── 本题数据 ──

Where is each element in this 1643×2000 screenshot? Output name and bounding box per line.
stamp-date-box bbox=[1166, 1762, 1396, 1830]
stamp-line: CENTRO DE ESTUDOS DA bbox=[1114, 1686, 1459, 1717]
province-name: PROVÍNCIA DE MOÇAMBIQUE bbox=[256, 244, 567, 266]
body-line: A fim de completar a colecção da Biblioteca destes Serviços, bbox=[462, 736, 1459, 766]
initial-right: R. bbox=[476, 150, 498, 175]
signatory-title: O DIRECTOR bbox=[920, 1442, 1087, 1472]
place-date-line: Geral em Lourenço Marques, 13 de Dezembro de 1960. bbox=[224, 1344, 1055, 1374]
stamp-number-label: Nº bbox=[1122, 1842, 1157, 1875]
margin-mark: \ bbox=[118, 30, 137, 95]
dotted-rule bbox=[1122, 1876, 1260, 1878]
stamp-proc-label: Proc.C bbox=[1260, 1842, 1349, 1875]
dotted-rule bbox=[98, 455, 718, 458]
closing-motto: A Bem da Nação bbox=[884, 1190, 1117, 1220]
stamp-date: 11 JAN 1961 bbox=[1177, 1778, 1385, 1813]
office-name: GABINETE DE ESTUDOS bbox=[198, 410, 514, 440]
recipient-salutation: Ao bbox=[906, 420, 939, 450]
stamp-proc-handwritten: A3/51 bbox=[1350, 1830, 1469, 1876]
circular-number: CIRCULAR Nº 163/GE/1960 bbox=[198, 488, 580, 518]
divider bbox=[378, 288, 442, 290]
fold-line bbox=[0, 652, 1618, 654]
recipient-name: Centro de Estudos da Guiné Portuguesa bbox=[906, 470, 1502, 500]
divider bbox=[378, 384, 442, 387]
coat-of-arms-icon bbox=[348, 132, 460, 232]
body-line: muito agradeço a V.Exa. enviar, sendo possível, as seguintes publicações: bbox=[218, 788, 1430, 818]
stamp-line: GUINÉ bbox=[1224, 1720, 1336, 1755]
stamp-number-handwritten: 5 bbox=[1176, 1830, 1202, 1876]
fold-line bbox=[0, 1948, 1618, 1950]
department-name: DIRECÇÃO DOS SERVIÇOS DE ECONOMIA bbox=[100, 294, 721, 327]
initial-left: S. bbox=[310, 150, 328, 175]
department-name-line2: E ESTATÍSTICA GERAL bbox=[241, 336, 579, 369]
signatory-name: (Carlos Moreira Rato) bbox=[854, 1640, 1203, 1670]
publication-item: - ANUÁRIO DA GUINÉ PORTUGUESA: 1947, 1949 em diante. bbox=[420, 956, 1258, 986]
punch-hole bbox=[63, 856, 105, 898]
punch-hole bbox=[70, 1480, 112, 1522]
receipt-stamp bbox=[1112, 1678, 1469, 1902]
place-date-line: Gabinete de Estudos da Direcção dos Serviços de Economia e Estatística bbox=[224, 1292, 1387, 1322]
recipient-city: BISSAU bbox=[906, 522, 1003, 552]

───

任务内容: 请将以上条目逐行原样输出，不做任何改动。

完整答案:
Where is each element in this 1643×2000 screenshot? Output name and bounding box per line.
stamp-date-box bbox=[1166, 1762, 1396, 1830]
stamp-line: CENTRO DE ESTUDOS DA bbox=[1114, 1686, 1459, 1717]
province-name: PROVÍNCIA DE MOÇAMBIQUE bbox=[256, 244, 567, 266]
body-line: A fim de completar a colecção da Biblioteca destes Serviços, bbox=[462, 736, 1459, 766]
initial-right: R. bbox=[476, 150, 498, 175]
signatory-title: O DIRECTOR bbox=[920, 1442, 1087, 1472]
place-date-line: Geral em Lourenço Marques, 13 de Dezembro de 1960. bbox=[224, 1344, 1055, 1374]
stamp-number-label: Nº bbox=[1122, 1842, 1157, 1875]
margin-mark: \ bbox=[118, 30, 137, 95]
dotted-rule bbox=[1122, 1876, 1260, 1878]
stamp-proc-label: Proc.C bbox=[1260, 1842, 1349, 1875]
dotted-rule bbox=[98, 455, 718, 458]
closing-motto: A Bem da Nação bbox=[884, 1190, 1117, 1220]
stamp-date: 11 JAN 1961 bbox=[1177, 1778, 1385, 1813]
office-name: GABINETE DE ESTUDOS bbox=[198, 410, 514, 440]
recipient-salutation: Ao bbox=[906, 420, 939, 450]
stamp-proc-handwritten: A3/51 bbox=[1350, 1830, 1469, 1876]
circular-number: CIRCULAR Nº 163/GE/1960 bbox=[198, 488, 580, 518]
divider bbox=[378, 288, 442, 290]
fold-line bbox=[0, 652, 1618, 654]
recipient-name: Centro de Estudos da Guiné Portuguesa bbox=[906, 470, 1502, 500]
divider bbox=[378, 384, 442, 387]
coat-of-arms-icon bbox=[348, 132, 460, 232]
body-line: muito agradeço a V.Exa. enviar, sendo possível, as seguintes publicações: bbox=[218, 788, 1430, 818]
stamp-line: GUINÉ bbox=[1224, 1720, 1336, 1755]
stamp-number-handwritten: 5 bbox=[1176, 1830, 1202, 1876]
fold-line bbox=[0, 1948, 1618, 1950]
department-name: DIRECÇÃO DOS SERVIÇOS DE ECONOMIA bbox=[100, 294, 721, 327]
initial-left: S. bbox=[310, 150, 328, 175]
department-name-line2: E ESTATÍSTICA GERAL bbox=[241, 336, 579, 369]
signatory-name: (Carlos Moreira Rato) bbox=[854, 1640, 1203, 1670]
publication-item: - ANUÁRIO DA GUINÉ PORTUGUESA: 1947, 1949 em diante. bbox=[420, 956, 1258, 986]
punch-hole bbox=[63, 856, 105, 898]
punch-hole bbox=[70, 1480, 112, 1522]
receipt-stamp bbox=[1112, 1678, 1469, 1902]
place-date-line: Gabinete de Estudos da Direcção dos Serviços de Economia e Estatística bbox=[224, 1292, 1387, 1322]
recipient-city: BISSAU bbox=[906, 522, 1003, 552]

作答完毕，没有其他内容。